# GOAL
Reproduce the lines from the first one through the line containing "left-edge-red-bar xyxy=(9,0,36,1345)", without any changes.

# EXERCISE MATERIAL
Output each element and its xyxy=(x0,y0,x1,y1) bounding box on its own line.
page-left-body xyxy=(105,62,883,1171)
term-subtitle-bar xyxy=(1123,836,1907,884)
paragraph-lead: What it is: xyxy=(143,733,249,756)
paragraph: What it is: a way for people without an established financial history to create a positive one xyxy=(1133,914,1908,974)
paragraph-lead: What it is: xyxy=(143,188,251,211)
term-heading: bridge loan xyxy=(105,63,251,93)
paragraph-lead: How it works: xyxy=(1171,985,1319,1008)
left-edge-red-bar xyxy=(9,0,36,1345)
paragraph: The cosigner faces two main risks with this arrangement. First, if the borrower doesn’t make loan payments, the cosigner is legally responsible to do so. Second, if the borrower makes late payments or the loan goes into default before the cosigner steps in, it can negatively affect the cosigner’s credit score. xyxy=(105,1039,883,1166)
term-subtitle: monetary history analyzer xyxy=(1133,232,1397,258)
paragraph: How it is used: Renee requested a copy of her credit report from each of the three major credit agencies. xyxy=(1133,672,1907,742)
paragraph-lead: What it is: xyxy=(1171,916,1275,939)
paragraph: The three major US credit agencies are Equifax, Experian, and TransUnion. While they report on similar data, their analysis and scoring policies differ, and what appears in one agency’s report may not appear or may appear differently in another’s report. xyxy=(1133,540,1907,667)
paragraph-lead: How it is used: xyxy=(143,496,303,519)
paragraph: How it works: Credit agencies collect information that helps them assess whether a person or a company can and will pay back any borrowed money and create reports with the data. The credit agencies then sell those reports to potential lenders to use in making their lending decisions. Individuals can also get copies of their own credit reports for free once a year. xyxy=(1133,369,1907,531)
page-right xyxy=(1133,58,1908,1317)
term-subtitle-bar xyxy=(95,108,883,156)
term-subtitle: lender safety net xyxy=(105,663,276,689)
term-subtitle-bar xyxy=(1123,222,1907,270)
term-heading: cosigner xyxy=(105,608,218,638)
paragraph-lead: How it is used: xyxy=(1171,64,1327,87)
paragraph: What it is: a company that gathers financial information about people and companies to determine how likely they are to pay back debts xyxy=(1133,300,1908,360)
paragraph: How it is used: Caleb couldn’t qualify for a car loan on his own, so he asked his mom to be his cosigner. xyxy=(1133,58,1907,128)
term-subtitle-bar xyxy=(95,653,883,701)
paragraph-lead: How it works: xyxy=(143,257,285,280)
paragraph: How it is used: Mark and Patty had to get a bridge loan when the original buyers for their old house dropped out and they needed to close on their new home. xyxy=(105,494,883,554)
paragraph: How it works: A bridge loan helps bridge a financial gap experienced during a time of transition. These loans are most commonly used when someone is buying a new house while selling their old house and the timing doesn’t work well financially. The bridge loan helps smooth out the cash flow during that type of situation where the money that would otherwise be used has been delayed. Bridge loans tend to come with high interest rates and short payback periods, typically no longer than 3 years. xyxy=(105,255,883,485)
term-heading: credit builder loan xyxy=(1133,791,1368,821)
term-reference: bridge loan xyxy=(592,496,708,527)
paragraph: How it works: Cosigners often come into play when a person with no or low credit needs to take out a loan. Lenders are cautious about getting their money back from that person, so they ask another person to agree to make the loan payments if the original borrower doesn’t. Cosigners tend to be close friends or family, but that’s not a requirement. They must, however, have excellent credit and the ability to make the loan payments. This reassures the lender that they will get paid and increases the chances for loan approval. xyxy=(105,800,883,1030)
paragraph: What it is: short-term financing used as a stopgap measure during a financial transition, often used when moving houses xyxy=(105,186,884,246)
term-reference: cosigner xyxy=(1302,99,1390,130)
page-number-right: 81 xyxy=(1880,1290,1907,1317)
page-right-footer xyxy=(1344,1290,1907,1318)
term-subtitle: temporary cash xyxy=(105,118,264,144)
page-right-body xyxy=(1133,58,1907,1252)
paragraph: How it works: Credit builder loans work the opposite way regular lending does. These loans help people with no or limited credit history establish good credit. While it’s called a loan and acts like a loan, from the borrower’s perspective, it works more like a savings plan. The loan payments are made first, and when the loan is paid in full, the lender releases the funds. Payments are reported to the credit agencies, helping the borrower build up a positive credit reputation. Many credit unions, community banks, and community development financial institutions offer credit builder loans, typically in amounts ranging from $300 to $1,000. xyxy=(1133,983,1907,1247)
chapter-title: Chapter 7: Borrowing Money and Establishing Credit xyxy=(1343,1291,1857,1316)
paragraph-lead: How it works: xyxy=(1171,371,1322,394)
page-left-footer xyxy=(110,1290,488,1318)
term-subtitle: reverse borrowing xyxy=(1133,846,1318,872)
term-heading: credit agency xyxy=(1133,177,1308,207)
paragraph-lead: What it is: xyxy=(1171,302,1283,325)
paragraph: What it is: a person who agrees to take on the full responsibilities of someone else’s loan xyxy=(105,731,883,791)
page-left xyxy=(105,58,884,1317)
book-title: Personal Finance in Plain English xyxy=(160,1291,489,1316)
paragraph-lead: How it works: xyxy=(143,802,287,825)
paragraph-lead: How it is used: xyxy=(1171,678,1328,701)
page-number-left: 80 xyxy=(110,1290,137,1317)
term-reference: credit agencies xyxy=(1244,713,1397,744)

# OUTPUT FOR THIS EXERCISE
Output each element and its xyxy=(x0,y0,x1,y1) bounding box on its own line.
page-left-body xyxy=(105,62,883,1171)
term-subtitle-bar xyxy=(1123,836,1907,884)
paragraph-lead: What it is: xyxy=(143,733,249,756)
paragraph: What it is: a way for people without an established financial history to create a positive one xyxy=(1133,914,1908,974)
paragraph-lead: What it is: xyxy=(143,188,251,211)
term-heading: bridge loan xyxy=(105,63,251,93)
paragraph-lead: How it works: xyxy=(1171,985,1319,1008)
left-edge-red-bar xyxy=(9,0,36,1345)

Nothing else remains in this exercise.